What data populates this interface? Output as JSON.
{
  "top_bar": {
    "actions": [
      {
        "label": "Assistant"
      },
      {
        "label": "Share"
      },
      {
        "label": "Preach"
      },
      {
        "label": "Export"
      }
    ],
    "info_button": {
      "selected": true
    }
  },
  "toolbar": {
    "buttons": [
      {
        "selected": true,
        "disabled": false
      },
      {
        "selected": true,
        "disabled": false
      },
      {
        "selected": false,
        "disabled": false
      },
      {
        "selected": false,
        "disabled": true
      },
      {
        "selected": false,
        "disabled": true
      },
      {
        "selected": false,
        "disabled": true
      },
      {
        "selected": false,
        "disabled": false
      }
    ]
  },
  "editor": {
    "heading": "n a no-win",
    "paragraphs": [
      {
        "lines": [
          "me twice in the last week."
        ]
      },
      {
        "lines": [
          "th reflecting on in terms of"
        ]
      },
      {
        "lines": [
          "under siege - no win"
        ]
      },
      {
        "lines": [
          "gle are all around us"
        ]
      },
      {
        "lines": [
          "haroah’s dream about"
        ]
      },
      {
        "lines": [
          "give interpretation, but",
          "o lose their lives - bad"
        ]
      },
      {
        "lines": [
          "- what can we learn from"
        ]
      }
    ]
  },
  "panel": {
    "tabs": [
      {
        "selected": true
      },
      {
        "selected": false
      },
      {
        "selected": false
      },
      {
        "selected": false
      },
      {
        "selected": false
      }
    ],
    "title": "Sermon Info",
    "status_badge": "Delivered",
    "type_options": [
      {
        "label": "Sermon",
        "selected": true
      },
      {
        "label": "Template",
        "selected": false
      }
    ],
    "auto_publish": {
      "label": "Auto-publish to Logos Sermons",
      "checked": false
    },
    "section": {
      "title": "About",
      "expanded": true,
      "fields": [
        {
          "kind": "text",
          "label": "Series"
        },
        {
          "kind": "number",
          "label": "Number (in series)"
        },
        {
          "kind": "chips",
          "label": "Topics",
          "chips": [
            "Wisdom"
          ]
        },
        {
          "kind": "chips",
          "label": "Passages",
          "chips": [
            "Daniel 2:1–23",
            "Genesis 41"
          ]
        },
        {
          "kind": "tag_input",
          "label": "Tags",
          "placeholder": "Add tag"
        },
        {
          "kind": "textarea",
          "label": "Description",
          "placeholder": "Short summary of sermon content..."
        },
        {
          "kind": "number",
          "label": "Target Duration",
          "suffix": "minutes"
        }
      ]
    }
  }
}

--

> [ACTIVITY] The full set of records above is to be printed exactly as it appears.

> [YOUR SOLUTION]
What data populates this interface? Output as JSON.
{
  "top_bar": {
    "actions": [
      {
        "label": "Assistant"
      },
      {
        "label": "Share"
      },
      {
        "label": "Preach"
      },
      {
        "label": "Export"
      }
    ],
    "info_button": {
      "selected": true
    }
  },
  "toolbar": {
    "buttons": [
      {
        "selected": true,
        "disabled": false
      },
      {
        "selected": true,
        "disabled": false
      },
      {
        "selected": false,
        "disabled": false
      },
      {
        "selected": false,
        "disabled": true
      },
      {
        "selected": false,
        "disabled": true
      },
      {
        "selected": false,
        "disabled": true
      },
      {
        "selected": false,
        "disabled": false
      }
    ]
  },
  "editor": {
    "heading": "n a no-win",
    "paragraphs": [
      {
        "lines": [
          "me twice in the last week."
        ]
      },
      {
        "lines": [
          "th reflecting on in terms of"
        ]
      },
      {
        "lines": [
          "under siege - no win"
        ]
      },
      {
        "lines": [
          "gle are all around us"
        ]
      },
      {
        "lines": [
          "haroah’s dream about"
        ]
      },
      {
        "lines": [
          "give interpretation, but",
          "o lose their lives - bad"
        ]
      },
      {
        "lines": [
          "- what can we learn from"
        ]
      }
    ]
  },
  "panel": {
    "tabs": [
      {
        "selected": true
      },
      {
        "selected": false
      },
      {
        "selected": false
      },
      {
        "selected": false
      },
      {
        "selected": false
      }
    ],
    "title": "Sermon Info",
    "status_badge": "Delivered",
    "type_options": [
      {
        "label": "Sermon",
        "selected": true
      },
      {
        "label": "Template",
        "selected": false
      }
    ],
    "auto_publish": {
      "label": "Auto-publish to Logos Sermons",
      "checked": false
    },
    "section": {
      "title": "About",
      "expanded": true,
      "fields": [
        {
          "kind": "text",
          "label": "Series"
        },
        {
          "kind": "number",
          "label": "Number (in series)"
        },
        {
          "kind": "chips",
          "label": "Topics",
          "chips": [
            "Wisdom"
          ]
        },
        {
          "kind": "chips",
          "label": "Passages",
          "chips": [
            "Daniel 2:1–23",
            "Genesis 41"
          ]
        },
        {
          "kind": "tag_input",
          "label": "Tags",
          "placeholder": "Add tag"
        },
        {
          "kind": "textarea",
          "label": "Description",
          "placeholder": "Short summary of sermon content..."
        },
        {
          "kind": "number",
          "label": "Target Duration",
          "suffix": "minutes"
        }
      ]
    }
  }
}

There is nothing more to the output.